* WRITTEN EXERCISE
Transcribe the material exactly. Images do not belong in the copy.

Stored items from a collection
※ ※ ※

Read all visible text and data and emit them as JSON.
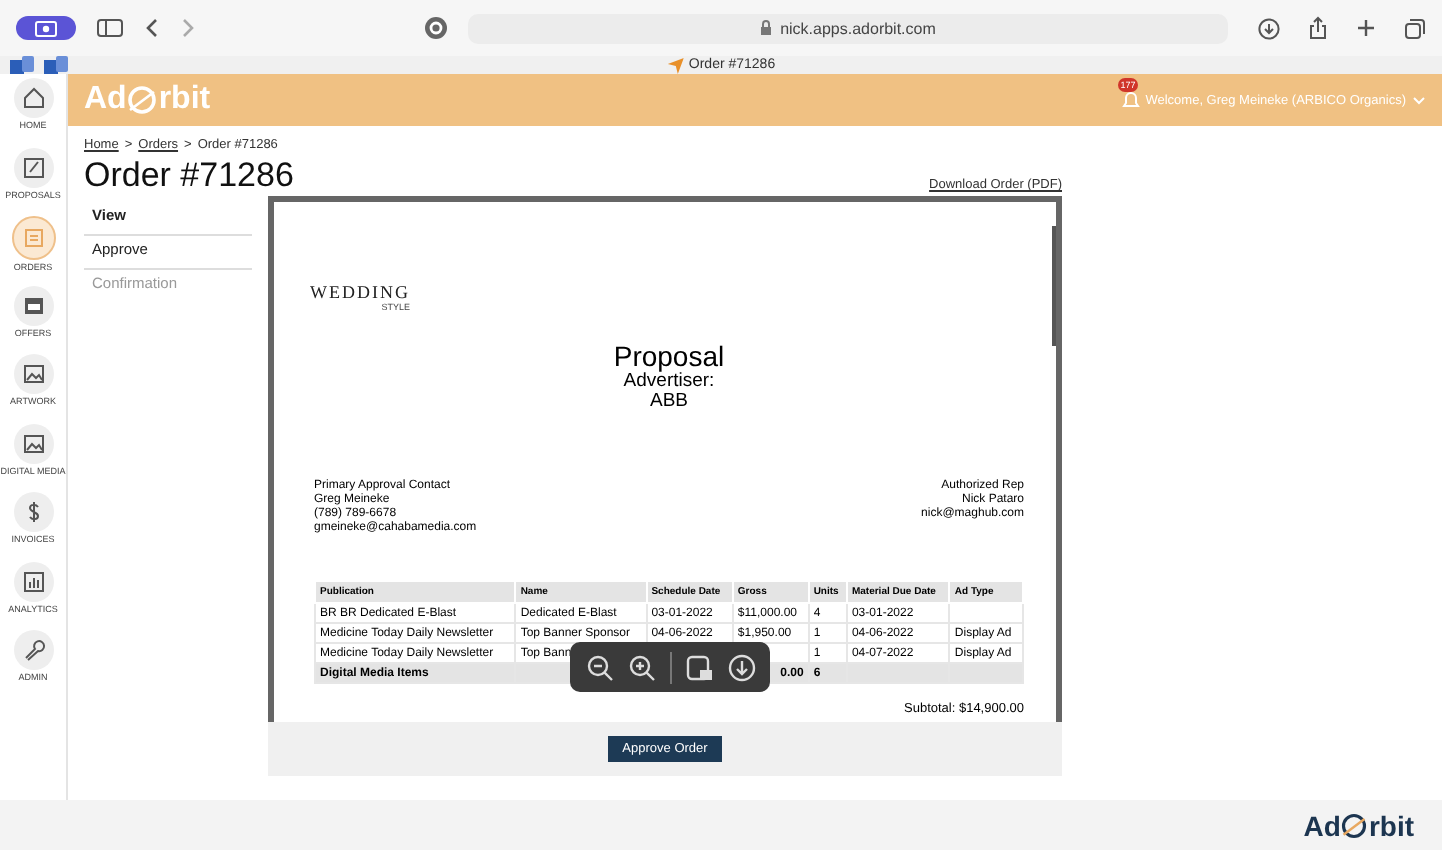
{
  "browser": {
    "url": "nick.apps.adorbit.com",
    "tab_title": "Order #71286"
  },
  "header": {
    "logo": {
      "before": "Ad",
      "after": "rbit"
    },
    "notification_count": "177",
    "welcome": "Welcome, Greg Meineke (ARBICO Organics)"
  },
  "sidebar": {
    "items": [
      {
        "label": "HOME",
        "selected": false
      },
      {
        "label": "PROPOSALS",
        "selected": false
      },
      {
        "label": "ORDERS",
        "selected": true
      },
      {
        "label": "OFFERS",
        "selected": false
      },
      {
        "label": "ARTWORK",
        "selected": false
      },
      {
        "label": "DIGITAL MEDIA",
        "selected": false
      },
      {
        "label": "INVOICES",
        "selected": false
      },
      {
        "label": "ANALYTICS",
        "selected": false
      },
      {
        "label": "ADMIN",
        "selected": false
      }
    ]
  },
  "breadcrumb": {
    "items": [
      {
        "label": "Home",
        "link": true
      },
      {
        "label": "Orders",
        "link": true
      },
      {
        "label": "Order #71286",
        "link": false
      }
    ],
    "separator": ">"
  },
  "title": "Order #71286",
  "steps": [
    {
      "label": "View",
      "selected": true,
      "disabled": false
    },
    {
      "label": "Approve",
      "selected": false,
      "disabled": false
    },
    {
      "label": "Confirmation",
      "selected": false,
      "disabled": true
    }
  ],
  "download_link": "Download Order (PDF)",
  "document": {
    "publication_logo": {
      "name": "WEDDING",
      "sub": "STYLE"
    },
    "heading": "Proposal",
    "advertiser_label": "Advertiser:",
    "advertiser": "ABB",
    "contact": [
      "Primary Approval Contact",
      "Greg Meineke",
      "(789) 789-6678",
      "gmeineke@cahabamedia.com"
    ],
    "rep": [
      "Authorized Rep",
      "Nick Pataro",
      "nick@maghub.com"
    ],
    "table": {
      "columns": [
        "Publication",
        "Name",
        "Schedule Date",
        "Gross",
        "Units",
        "Material Due Date",
        "Ad Type"
      ],
      "rows": [
        {
          "total": false,
          "cells": [
            "BR BR Dedicated E-Blast",
            "Dedicated E-Blast",
            "03-01-2022",
            "$11,000.00",
            "4",
            "03-01-2022",
            null
          ]
        },
        {
          "total": false,
          "cells": [
            "Medicine Today Daily Newsletter",
            "Top Banner Sponsor",
            "04-06-2022",
            "$1,950.00",
            "1",
            "04-06-2022",
            "Display Ad"
          ]
        },
        {
          "total": false,
          "cells": [
            "Medicine Today Daily Newsletter",
            "Top Bann",
            null,
            null,
            "1",
            "04-07-2022",
            "Display Ad"
          ]
        },
        {
          "total": true,
          "cells": [
            "Digital Media Items",
            null,
            null,
            "0.00",
            "6",
            null,
            null
          ]
        }
      ]
    },
    "subtotal": "Subtotal: $14,900.00"
  },
  "approve_button": "Approve Order",
  "footer_logo": {
    "before": "Ad",
    "after": "rbit"
  }
}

※ ※ ※

* COMPLETED EXERCISE
Read all visible text and data and emit them as JSON.
{
  "browser": {
    "url": "nick.apps.adorbit.com",
    "tab_title": "Order #71286"
  },
  "header": {
    "logo": {
      "before": "Ad",
      "after": "rbit"
    },
    "notification_count": "177",
    "welcome": "Welcome, Greg Meineke (ARBICO Organics)"
  },
  "sidebar": {
    "items": [
      {
        "label": "HOME",
        "selected": false
      },
      {
        "label": "PROPOSALS",
        "selected": false
      },
      {
        "label": "ORDERS",
        "selected": true
      },
      {
        "label": "OFFERS",
        "selected": false
      },
      {
        "label": "ARTWORK",
        "selected": false
      },
      {
        "label": "DIGITAL MEDIA",
        "selected": false
      },
      {
        "label": "INVOICES",
        "selected": false
      },
      {
        "label": "ANALYTICS",
        "selected": false
      },
      {
        "label": "ADMIN",
        "selected": false
      }
    ]
  },
  "breadcrumb": {
    "items": [
      {
        "label": "Home",
        "link": true
      },
      {
        "label": "Orders",
        "link": true
      },
      {
        "label": "Order #71286",
        "link": false
      }
    ],
    "separator": ">"
  },
  "title": "Order #71286",
  "steps": [
    {
      "label": "View",
      "selected": true,
      "disabled": false
    },
    {
      "label": "Approve",
      "selected": false,
      "disabled": false
    },
    {
      "label": "Confirmation",
      "selected": false,
      "disabled": true
    }
  ],
  "download_link": "Download Order (PDF)",
  "document": {
    "publication_logo": {
      "name": "WEDDING",
      "sub": "STYLE"
    },
    "heading": "Proposal",
    "advertiser_label": "Advertiser:",
    "advertiser": "ABB",
    "contact": [
      "Primary Approval Contact",
      "Greg Meineke",
      "(789) 789-6678",
      "gmeineke@cahabamedia.com"
    ],
    "rep": [
      "Authorized Rep",
      "Nick Pataro",
      "nick@maghub.com"
    ],
    "table": {
      "columns": [
        "Publication",
        "Name",
        "Schedule Date",
        "Gross",
        "Units",
        "Material Due Date",
        "Ad Type"
      ],
      "rows": [
        {
          "total": false,
          "cells": [
            "BR BR Dedicated E-Blast",
            "Dedicated E-Blast",
            "03-01-2022",
            "$11,000.00",
            "4",
            "03-01-2022",
            null
          ]
        },
        {
          "total": false,
          "cells": [
            "Medicine Today Daily Newsletter",
            "Top Banner Sponsor",
            "04-06-2022",
            "$1,950.00",
            "1",
            "04-06-2022",
            "Display Ad"
          ]
        },
        {
          "total": false,
          "cells": [
            "Medicine Today Daily Newsletter",
            "Top Bann",
            null,
            null,
            "1",
            "04-07-2022",
            "Display Ad"
          ]
        },
        {
          "total": true,
          "cells": [
            "Digital Media Items",
            null,
            null,
            "0.00",
            "6",
            null,
            null
          ]
        }
      ]
    },
    "subtotal": "Subtotal: $14,900.00"
  },
  "approve_button": "Approve Order",
  "footer_logo": {
    "before": "Ad",
    "after": "rbit"
  }
}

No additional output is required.